§ Data extract:
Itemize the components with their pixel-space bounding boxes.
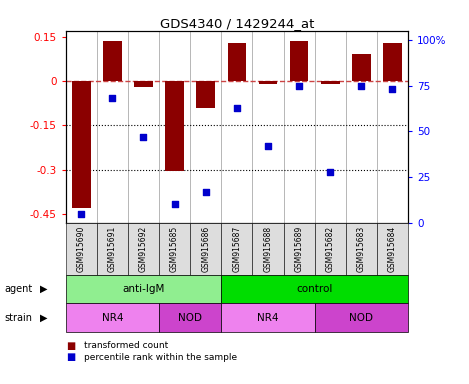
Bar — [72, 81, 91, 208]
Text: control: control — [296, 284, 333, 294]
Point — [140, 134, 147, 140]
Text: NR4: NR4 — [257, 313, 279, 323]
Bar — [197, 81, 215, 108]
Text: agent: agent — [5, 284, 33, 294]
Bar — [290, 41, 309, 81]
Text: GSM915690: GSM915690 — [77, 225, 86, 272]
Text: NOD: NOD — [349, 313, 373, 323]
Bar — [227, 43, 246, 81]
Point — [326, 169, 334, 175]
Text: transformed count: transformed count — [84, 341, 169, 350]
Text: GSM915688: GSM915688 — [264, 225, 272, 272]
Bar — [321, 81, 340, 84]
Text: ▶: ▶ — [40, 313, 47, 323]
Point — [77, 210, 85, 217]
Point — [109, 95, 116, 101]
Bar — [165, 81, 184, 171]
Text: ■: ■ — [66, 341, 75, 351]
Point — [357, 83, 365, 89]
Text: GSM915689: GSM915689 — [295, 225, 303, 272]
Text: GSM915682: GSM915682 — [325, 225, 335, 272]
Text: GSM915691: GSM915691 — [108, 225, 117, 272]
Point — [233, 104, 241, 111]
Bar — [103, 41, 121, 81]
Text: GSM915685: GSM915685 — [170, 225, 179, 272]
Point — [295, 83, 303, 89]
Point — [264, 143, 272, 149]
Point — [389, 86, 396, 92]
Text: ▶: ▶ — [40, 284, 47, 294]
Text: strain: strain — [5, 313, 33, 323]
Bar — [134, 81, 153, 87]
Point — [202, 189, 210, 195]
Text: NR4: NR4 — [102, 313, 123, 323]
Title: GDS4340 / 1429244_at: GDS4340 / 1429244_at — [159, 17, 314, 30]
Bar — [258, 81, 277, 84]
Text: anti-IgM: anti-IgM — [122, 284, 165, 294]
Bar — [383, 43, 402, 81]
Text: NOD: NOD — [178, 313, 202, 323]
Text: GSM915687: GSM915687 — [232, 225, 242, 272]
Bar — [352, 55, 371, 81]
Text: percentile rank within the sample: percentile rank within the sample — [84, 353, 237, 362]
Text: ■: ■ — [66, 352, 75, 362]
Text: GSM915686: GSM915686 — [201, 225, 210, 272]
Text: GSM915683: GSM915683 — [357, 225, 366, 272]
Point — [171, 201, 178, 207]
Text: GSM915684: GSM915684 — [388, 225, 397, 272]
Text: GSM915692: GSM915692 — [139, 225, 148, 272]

==

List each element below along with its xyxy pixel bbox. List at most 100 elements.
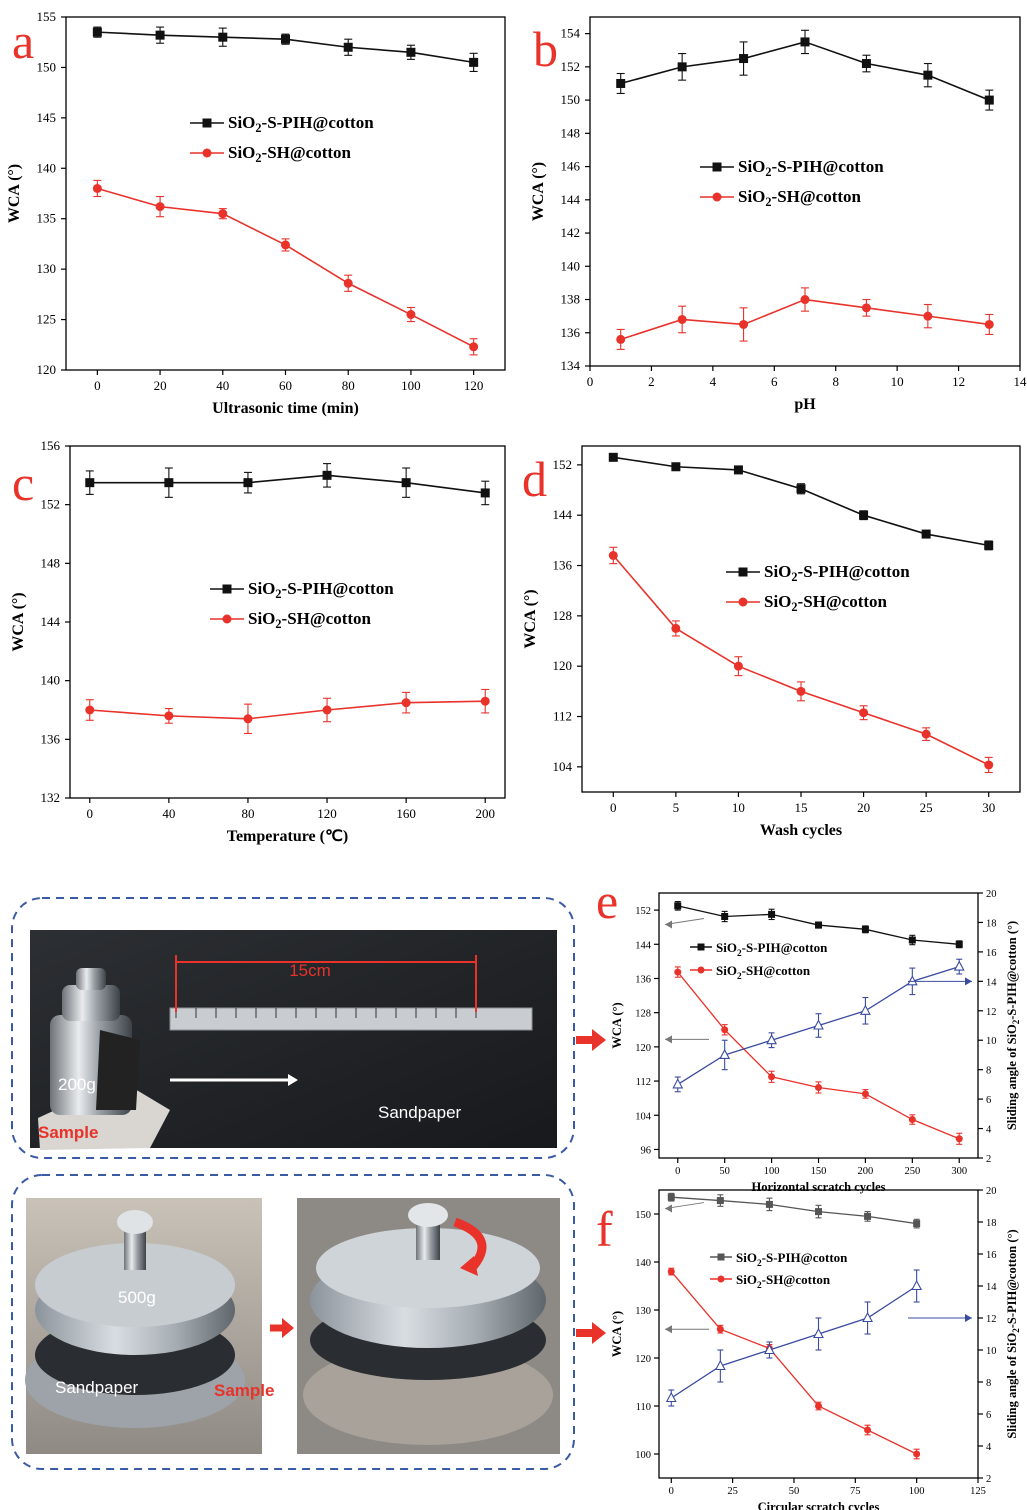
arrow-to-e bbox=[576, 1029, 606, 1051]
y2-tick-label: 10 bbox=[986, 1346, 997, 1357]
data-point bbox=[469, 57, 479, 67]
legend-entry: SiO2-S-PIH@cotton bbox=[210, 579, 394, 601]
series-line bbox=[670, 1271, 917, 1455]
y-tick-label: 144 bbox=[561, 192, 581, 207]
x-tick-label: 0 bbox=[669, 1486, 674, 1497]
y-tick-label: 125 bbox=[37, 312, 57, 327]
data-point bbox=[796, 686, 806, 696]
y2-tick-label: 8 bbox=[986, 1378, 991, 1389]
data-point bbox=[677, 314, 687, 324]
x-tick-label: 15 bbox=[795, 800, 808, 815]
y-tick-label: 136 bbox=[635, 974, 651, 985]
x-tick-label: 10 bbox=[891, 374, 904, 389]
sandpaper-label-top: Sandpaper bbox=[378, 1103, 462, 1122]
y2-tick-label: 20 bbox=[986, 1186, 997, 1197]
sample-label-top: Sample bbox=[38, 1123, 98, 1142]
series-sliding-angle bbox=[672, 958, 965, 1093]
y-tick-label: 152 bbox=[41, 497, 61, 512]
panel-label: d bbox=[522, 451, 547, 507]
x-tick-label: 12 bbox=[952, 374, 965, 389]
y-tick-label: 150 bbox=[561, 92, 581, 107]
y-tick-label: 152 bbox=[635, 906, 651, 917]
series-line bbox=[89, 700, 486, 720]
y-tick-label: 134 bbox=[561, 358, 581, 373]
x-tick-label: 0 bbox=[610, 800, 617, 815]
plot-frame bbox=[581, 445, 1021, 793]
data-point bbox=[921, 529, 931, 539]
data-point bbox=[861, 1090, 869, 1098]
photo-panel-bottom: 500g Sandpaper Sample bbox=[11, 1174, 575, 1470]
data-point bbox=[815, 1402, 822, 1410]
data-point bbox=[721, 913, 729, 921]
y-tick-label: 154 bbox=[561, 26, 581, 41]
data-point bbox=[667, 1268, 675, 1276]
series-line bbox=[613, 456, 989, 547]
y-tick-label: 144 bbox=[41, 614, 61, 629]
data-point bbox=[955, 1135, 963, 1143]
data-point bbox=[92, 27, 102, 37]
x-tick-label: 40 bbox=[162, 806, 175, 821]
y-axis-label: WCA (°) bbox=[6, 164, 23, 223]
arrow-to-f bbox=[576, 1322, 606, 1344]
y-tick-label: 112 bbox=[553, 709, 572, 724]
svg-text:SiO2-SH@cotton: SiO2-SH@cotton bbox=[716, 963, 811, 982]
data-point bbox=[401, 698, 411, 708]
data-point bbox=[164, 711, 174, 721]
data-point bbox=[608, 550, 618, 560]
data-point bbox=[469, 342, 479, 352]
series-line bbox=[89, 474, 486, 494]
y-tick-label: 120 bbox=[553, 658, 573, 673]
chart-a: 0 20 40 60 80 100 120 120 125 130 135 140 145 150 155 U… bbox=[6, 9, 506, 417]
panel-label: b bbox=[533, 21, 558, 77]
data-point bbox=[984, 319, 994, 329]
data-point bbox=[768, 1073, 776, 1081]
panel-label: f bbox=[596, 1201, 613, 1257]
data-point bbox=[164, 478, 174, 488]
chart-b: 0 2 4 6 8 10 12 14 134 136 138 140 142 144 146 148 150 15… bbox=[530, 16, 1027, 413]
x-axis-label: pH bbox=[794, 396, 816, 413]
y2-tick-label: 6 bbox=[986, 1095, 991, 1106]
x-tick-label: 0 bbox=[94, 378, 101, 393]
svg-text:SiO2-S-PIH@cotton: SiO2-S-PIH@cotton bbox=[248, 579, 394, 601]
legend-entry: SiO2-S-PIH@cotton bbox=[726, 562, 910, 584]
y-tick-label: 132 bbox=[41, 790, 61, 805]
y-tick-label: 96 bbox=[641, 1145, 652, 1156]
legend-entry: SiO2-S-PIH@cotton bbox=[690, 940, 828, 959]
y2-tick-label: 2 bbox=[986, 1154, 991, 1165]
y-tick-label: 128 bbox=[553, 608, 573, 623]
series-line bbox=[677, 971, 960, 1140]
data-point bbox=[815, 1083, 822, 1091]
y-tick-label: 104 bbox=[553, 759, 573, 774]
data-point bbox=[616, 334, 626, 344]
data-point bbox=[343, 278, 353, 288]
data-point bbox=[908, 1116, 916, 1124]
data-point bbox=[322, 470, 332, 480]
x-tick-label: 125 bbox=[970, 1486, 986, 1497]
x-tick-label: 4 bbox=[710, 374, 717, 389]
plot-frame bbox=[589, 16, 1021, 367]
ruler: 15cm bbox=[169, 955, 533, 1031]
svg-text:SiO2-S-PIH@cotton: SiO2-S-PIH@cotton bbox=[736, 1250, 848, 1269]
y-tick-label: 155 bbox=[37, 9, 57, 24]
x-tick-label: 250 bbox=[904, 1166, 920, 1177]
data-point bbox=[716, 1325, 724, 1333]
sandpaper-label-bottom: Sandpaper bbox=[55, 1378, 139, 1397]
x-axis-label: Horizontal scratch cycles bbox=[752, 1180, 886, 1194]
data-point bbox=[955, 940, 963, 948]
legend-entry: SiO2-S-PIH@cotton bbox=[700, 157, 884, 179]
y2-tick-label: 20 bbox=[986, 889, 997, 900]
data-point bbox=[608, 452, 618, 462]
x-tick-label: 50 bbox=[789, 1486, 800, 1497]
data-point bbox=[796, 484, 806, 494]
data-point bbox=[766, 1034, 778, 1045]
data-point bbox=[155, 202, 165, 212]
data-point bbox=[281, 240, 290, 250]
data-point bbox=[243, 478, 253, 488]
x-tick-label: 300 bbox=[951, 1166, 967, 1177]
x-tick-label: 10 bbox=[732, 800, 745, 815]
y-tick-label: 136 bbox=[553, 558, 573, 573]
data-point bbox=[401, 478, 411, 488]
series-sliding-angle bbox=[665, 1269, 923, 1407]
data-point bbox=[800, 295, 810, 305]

§ Problem description:
Please update the listing lines above, starting with the line with "Bar — [72, 81, 91, 208]" and going on through the line with "Text: ■: ■ — [66, 352, 75, 362]", so that "transformed count" becomes "normalized count" and nothing else changes. Give only those lines.

§ The result:
Bar — [72, 81, 91, 208]
Text: control: control — [296, 284, 333, 294]
Point — [140, 134, 147, 140]
Text: NR4: NR4 — [257, 313, 279, 323]
Bar — [197, 81, 215, 108]
Text: agent: agent — [5, 284, 33, 294]
Bar — [290, 41, 309, 81]
Text: GSM915690: GSM915690 — [77, 225, 86, 272]
Text: NOD: NOD — [349, 313, 373, 323]
Bar — [227, 43, 246, 81]
Point — [326, 169, 334, 175]
Text: normalized count: normalized count — [84, 341, 169, 350]
Text: GSM915688: GSM915688 — [264, 225, 272, 272]
Bar — [321, 81, 340, 84]
Text: ▶: ▶ — [40, 313, 47, 323]
Point — [77, 210, 85, 217]
Point — [109, 95, 116, 101]
Bar — [165, 81, 184, 171]
Text: ■: ■ — [66, 341, 75, 351]
Point — [357, 83, 365, 89]
Text: GSM915689: GSM915689 — [295, 225, 303, 272]
Text: GSM915682: GSM915682 — [325, 225, 335, 272]
Text: GSM915691: GSM915691 — [108, 225, 117, 272]
Point — [233, 104, 241, 111]
Bar — [103, 41, 121, 81]
Text: GSM915685: GSM915685 — [170, 225, 179, 272]
Point — [295, 83, 303, 89]
Point — [264, 143, 272, 149]
Point — [389, 86, 396, 92]
Text: ▶: ▶ — [40, 284, 47, 294]
Text: strain: strain — [5, 313, 33, 323]
Bar — [134, 81, 153, 87]
Point — [202, 189, 210, 195]
Text: NR4: NR4 — [102, 313, 123, 323]
Title: GDS4340 / 1429244_at: GDS4340 / 1429244_at — [159, 17, 314, 30]
Bar — [258, 81, 277, 84]
Text: anti-IgM: anti-IgM — [122, 284, 165, 294]
Bar — [383, 43, 402, 81]
Text: NOD: NOD — [178, 313, 202, 323]
Text: GSM915687: GSM915687 — [232, 225, 242, 272]
Bar — [352, 55, 371, 81]
Text: percentile rank within the sample: percentile rank within the sample — [84, 353, 237, 362]
Text: ■: ■ — [66, 352, 75, 362]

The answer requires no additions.